Problem to work on :: Copy all lines below containing "failure".

[Document page text data]
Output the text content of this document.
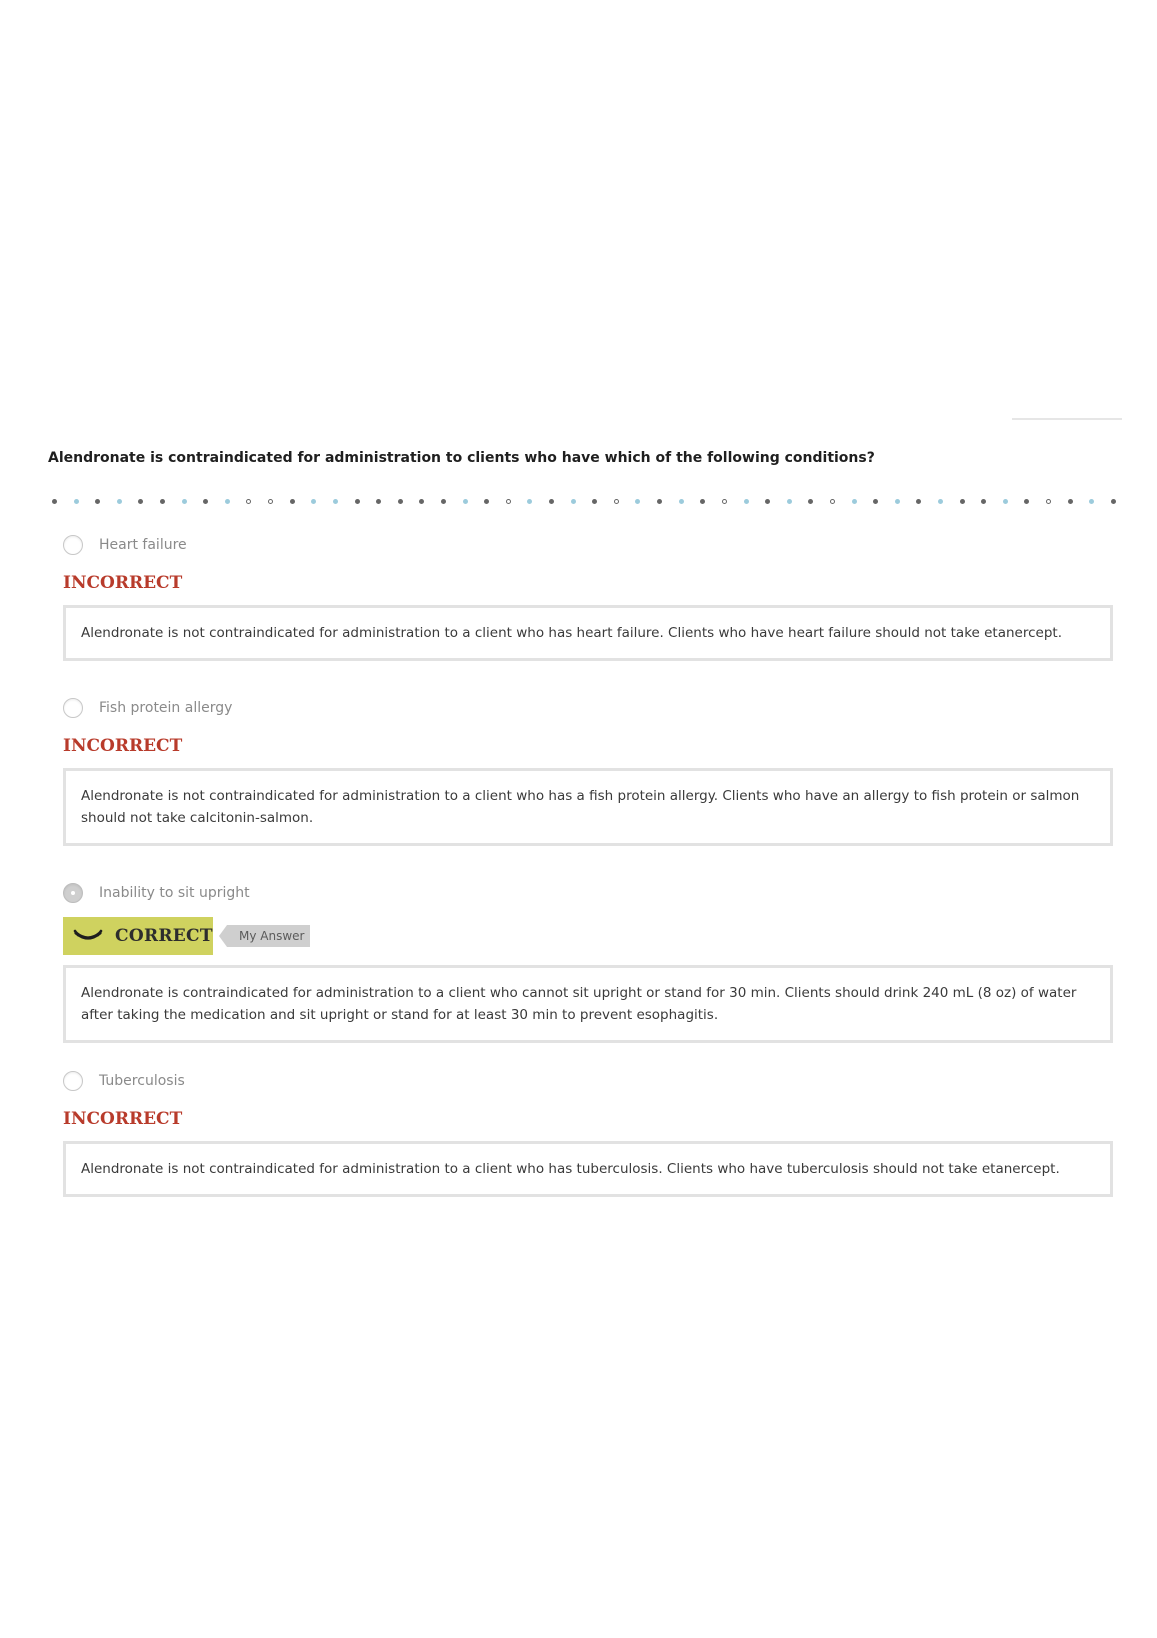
Alendronate is contraindicated for administration to clients who have which of the following conditions?
Heart failure
INCORRECT
Alendronate is not contraindicated for administration to a client who has heart failure. Clients who have heart failure should not take etanercept.
Fish protein allergy
INCORRECT
Alendronate is not contraindicated for administration to a client who has a fish protein allergy. Clients who have an allergy to fish protein or salmon should not take calcitonin-salmon.
Inability to sit upright
CORRECT	My Answer
Alendronate is contraindicated for administration to a client who cannot sit upright or stand for 30 min. Clients should drink 240 mL (8 oz) of water after taking the medication and sit upright or stand for at least 30 min to prevent esophagitis.
Tuberculosis
INCORRECT
Alendronate is not contraindicated for administration to a client who has tuberculosis. Clients who have tuberculosis should not take etanercept.
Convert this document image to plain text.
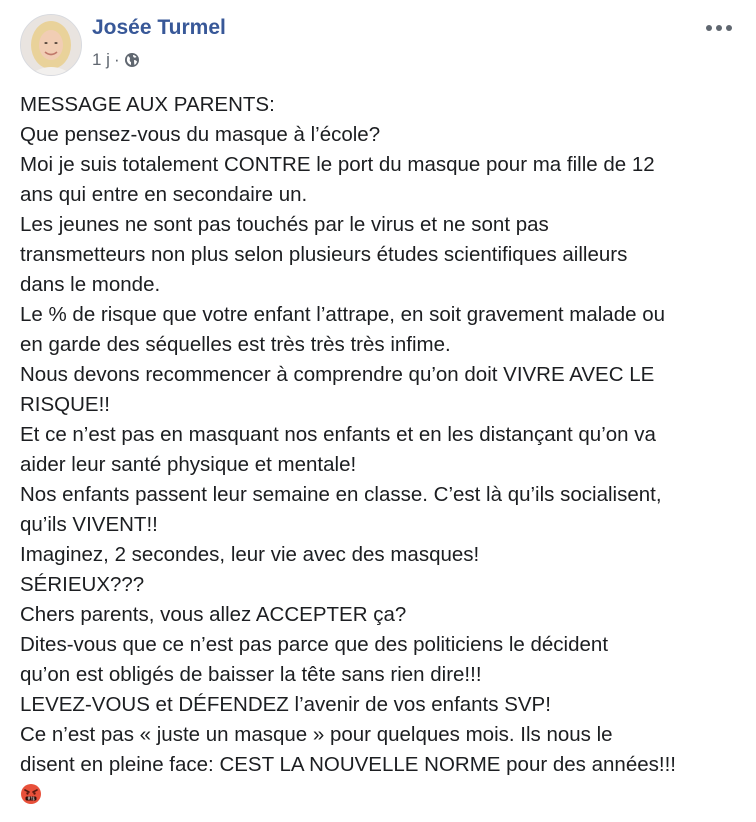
Josée Turmel
1 j ·
MESSAGE AUX PARENTS:
Que pensez-vous du masque à l’école?
Moi je suis totalement CONTRE le port du masque pour ma fille de 12
ans qui entre en secondaire un.
Les jeunes ne sont pas touchés par le virus et ne sont pas
transmetteurs non plus selon plusieurs études scientifiques ailleurs
dans le monde.
Le % de risque que votre enfant l’attrape, en soit gravement malade ou
en garde des séquelles est très très très infime.
Nous devons recommencer à comprendre qu’on doit VIVRE AVEC LE
RISQUE!!
Et ce n’est pas en masquant nos enfants et en les distançant qu’on va
aider leur santé physique et mentale!
Nos enfants passent leur semaine en classe. C’est là qu’ils socialisent,
qu’ils VIVENT!!
Imaginez, 2 secondes, leur vie avec des masques!
SÉRIEUX???
Chers parents, vous allez ACCEPTER ça?
Dites-vous que ce n’est pas parce que des politiciens le décident
qu’on est obligés de baisser la tête sans rien dire!!!
LEVEZ-VOUS et DÉFENDEZ l’avenir de vos enfants SVP!
Ce n’est pas « juste un masque » pour quelques mois. Ils nous le
disent en pleine face: CEST LA NOUVELLE NORME pour des années!!!
#!$
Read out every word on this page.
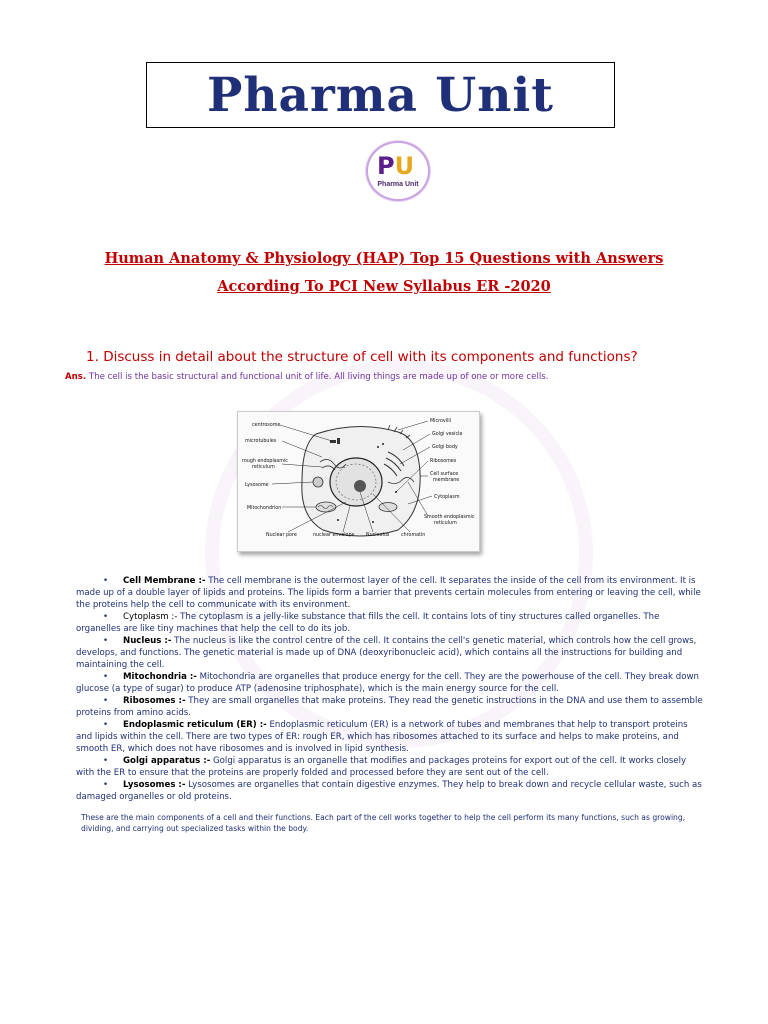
Pharma Unit
PU
Pharma Unit
Human Anatomy & Physiology (HAP) Top 15 Questions with Answers
According To PCI New Syllabus ER -2020
1. Discuss in detail about the structure of cell with its components and functions?
Ans. The cell is the basic structural and functional unit of life. All living things are made up of one or more cells.
centrosome
microtubules
rough endoplasmic
reticulum
Lysosome
Mitochondrion
Nuclear pore	nuclear envelope Nucleolus chromatin
Microvilli
Golgi vesicle
Golgi body
Ribosomes
Cell surface
membrane
Cytoplasm
Smooth endoplasmic
reticulum
• Cell Membrane :- The cell membrane is the outermost layer of the cell. It separates the inside of the cell from its environment. It is made up of a double layer of lipids and proteins. The lipids form a barrier that prevents certain molecules from entering or leaving the cell, while the proteins help the cell to communicate with its environment.
• Cytoplasm :- The cytoplasm is a jelly-like substance that fills the cell. It contains lots of tiny structures called organelles. The organelles are like tiny machines that help the cell to do its job.
• Nucleus :- The nucleus is like the control centre of the cell. It contains the cell's genetic material, which controls how the cell grows, develops, and functions. The genetic material is made up of DNA (deoxyribonucleic acid), which contains all the instructions for building and maintaining the cell.
• Mitochondria :- Mitochondria are organelles that produce energy for the cell. They are the powerhouse of the cell. They break down glucose (a type of sugar) to produce ATP (adenosine triphosphate), which is the main energy source for the cell.
• Ribosomes :- They are small organelles that make proteins. They read the genetic instructions in the DNA and use them to assemble proteins from amino acids.
• Endoplasmic reticulum (ER) :- Endoplasmic reticulum (ER) is a network of tubes and membranes that help to transport proteins and lipids within the cell. There are two types of ER: rough ER, which has ribosomes attached to its surface and helps to make proteins, and smooth ER, which does not have ribosomes and is involved in lipid synthesis.
• Golgi apparatus :- Golgi apparatus is an organelle that modifies and packages proteins for export out of the cell. It works closely with the ER to ensure that the proteins are properly folded and processed before they are sent out of the cell.
• Lysosomes :- Lysosomes are organelles that contain digestive enzymes. They help to break down and recycle cellular waste, such as damaged organelles or old proteins.
These are the main components of a cell and their functions. Each part of the cell works together to help the cell perform its many functions, such as growing, dividing, and carrying out specialized tasks within the body.
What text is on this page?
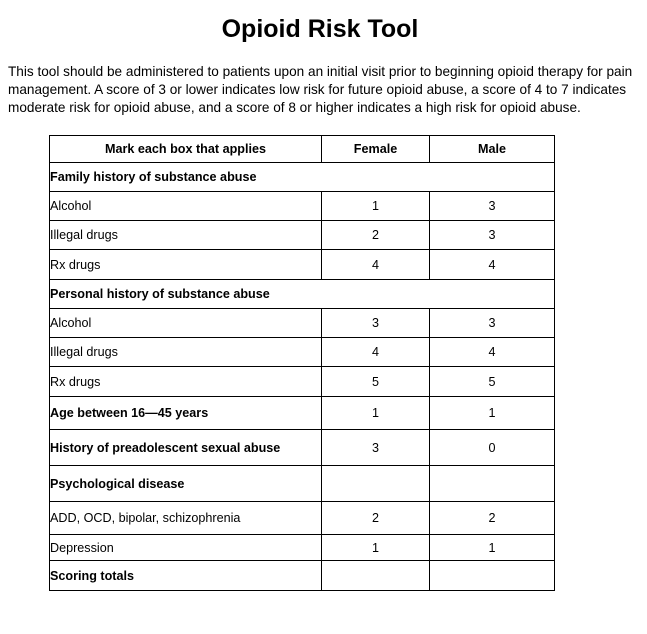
Opioid Risk Tool
This tool should be administered to patients upon an initial visit prior to beginning opioid therapy for pain management. A score of 3 or lower indicates low risk for future opioid abuse, a score of 4 to 7 indicates moderate risk for opioid abuse, and a score of 8 or higher indicates a high risk for opioid abuse.
Mark each box that applies	Female	Male
Family history of substance abuse		
Alcohol	1	3
Illegal drugs	2	3
Rx drugs	4	4
Personal history of substance abuse		
Alcohol	3	3
Illegal drugs	4	4
Rx drugs	5	5
Age between 16—45 years	1	1
History of preadolescent sexual abuse	3	0
Psychological disease		
ADD, OCD, bipolar, schizophrenia	2	2
Depression	1	1
Scoring totals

Answer box ::
Heart failure
Alendronate is not contraindicated for administration to a client who has heart failure. Clients who have heart failure should not take etanercept.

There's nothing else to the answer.